Collected data:
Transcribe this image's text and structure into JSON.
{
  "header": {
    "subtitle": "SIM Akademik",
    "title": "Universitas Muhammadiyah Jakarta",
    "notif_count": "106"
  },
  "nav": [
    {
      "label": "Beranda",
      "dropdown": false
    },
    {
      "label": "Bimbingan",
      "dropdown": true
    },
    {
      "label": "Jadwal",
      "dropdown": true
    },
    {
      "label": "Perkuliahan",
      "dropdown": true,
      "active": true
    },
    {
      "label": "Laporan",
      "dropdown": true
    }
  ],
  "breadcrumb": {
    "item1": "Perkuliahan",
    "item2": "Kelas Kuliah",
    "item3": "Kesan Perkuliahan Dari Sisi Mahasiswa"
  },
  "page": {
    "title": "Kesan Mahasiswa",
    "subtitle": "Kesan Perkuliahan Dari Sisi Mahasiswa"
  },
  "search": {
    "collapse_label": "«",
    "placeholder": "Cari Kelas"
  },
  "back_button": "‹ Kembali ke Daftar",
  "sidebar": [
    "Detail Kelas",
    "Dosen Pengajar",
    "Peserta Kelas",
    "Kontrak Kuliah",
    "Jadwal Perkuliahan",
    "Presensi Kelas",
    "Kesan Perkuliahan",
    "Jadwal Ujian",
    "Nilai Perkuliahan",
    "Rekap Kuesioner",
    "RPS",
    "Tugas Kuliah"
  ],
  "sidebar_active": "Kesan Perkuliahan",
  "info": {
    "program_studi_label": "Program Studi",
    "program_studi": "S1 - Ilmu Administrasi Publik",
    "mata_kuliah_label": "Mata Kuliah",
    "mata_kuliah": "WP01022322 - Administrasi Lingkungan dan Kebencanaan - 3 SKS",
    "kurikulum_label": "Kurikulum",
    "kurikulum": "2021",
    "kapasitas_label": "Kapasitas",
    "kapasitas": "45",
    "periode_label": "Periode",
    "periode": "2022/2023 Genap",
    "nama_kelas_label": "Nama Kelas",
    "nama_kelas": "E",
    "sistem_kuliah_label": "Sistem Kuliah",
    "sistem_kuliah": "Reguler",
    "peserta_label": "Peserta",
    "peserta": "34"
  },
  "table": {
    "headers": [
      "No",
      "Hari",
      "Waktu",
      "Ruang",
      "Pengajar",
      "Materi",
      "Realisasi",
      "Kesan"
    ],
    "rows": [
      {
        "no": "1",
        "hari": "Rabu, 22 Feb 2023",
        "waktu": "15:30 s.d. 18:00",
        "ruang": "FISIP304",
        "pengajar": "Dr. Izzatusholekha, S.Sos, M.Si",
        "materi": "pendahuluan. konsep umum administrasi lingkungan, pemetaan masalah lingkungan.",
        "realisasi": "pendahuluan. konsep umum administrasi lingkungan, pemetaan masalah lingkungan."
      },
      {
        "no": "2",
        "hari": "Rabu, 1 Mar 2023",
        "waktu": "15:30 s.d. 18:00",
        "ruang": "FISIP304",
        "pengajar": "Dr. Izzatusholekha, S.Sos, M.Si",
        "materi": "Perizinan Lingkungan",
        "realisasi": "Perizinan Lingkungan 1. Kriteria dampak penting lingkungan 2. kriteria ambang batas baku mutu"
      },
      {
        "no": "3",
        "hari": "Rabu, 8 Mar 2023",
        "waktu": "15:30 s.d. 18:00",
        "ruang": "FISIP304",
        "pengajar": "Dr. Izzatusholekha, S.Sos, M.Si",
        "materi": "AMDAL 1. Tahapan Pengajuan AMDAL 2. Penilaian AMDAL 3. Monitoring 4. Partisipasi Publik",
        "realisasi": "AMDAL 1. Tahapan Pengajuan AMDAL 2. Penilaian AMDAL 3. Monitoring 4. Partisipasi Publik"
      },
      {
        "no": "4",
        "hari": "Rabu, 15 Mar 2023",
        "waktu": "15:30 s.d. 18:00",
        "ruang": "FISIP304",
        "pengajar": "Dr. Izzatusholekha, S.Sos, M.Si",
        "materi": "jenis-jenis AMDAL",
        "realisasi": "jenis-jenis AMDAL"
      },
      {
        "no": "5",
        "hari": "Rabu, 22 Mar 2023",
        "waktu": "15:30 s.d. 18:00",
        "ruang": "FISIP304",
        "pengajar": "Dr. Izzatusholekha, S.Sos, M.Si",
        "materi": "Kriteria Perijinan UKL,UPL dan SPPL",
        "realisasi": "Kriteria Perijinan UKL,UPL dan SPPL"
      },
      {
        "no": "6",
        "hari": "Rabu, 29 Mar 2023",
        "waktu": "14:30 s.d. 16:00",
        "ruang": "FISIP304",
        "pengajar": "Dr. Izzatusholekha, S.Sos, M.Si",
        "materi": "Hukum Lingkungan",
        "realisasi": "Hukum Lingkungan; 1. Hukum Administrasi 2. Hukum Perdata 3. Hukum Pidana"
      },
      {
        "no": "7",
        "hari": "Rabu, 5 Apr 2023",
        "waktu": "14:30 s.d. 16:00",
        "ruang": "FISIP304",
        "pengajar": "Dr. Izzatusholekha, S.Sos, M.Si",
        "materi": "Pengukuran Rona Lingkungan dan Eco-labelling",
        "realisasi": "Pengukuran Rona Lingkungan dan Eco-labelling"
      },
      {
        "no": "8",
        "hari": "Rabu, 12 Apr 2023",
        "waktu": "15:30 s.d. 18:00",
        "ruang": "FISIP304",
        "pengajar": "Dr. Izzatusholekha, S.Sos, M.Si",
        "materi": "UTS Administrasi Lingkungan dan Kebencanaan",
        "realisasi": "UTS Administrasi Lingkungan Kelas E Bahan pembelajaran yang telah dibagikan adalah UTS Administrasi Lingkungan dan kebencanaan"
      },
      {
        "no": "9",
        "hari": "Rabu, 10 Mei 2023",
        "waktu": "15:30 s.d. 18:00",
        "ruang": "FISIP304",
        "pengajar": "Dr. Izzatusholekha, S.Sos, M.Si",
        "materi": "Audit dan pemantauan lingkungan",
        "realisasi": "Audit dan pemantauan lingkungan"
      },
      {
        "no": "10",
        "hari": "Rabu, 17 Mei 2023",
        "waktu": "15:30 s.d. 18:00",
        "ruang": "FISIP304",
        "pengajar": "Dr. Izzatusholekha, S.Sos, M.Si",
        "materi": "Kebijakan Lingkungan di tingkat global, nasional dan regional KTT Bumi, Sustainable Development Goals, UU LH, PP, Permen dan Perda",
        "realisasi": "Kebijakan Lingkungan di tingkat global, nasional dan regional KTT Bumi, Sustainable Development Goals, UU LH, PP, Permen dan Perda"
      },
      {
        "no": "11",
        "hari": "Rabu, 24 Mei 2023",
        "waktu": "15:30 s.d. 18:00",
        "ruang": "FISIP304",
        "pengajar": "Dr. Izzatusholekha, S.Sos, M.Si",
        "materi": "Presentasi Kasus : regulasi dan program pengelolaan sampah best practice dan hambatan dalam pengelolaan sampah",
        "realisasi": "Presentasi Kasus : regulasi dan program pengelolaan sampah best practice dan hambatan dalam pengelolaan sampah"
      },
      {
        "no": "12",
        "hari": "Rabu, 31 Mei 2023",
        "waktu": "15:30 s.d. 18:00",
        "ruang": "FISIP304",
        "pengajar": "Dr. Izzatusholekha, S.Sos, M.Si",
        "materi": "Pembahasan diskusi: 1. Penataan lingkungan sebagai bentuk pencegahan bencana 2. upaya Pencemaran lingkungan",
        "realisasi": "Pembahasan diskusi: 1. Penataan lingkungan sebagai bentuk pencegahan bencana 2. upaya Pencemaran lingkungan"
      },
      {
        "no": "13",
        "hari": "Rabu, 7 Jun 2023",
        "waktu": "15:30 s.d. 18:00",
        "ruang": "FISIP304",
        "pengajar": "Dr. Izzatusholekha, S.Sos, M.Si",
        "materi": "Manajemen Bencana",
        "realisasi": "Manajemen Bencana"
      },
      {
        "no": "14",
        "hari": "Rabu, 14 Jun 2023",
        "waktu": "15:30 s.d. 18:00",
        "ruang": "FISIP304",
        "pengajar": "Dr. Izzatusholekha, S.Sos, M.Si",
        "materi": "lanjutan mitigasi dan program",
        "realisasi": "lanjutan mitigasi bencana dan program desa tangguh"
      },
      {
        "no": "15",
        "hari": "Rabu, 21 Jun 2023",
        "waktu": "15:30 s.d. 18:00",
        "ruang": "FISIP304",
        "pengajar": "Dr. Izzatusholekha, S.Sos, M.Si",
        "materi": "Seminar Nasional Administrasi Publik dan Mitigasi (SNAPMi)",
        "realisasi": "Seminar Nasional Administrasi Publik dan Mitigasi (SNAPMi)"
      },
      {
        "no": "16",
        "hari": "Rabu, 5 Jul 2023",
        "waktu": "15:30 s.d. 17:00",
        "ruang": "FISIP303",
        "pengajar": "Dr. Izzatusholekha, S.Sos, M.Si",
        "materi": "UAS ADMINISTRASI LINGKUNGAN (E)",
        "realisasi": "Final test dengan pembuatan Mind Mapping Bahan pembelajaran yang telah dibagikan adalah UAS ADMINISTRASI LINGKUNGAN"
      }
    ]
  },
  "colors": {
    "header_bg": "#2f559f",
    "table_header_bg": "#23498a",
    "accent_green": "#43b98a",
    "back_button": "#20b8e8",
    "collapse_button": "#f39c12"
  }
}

> Task directions: Collect each line of the entries that has the word "hambatan", copying it in full.

> Written solution:
        "materi": "Presentasi Kasus : regulasi dan program pengelolaan sampah best practice dan hambatan dalam pengelolaan sampah",
        "realisasi": "Presentasi Kasus : regulasi dan program pengelolaan sampah best practice dan hambatan dalam pengelolaan sampah"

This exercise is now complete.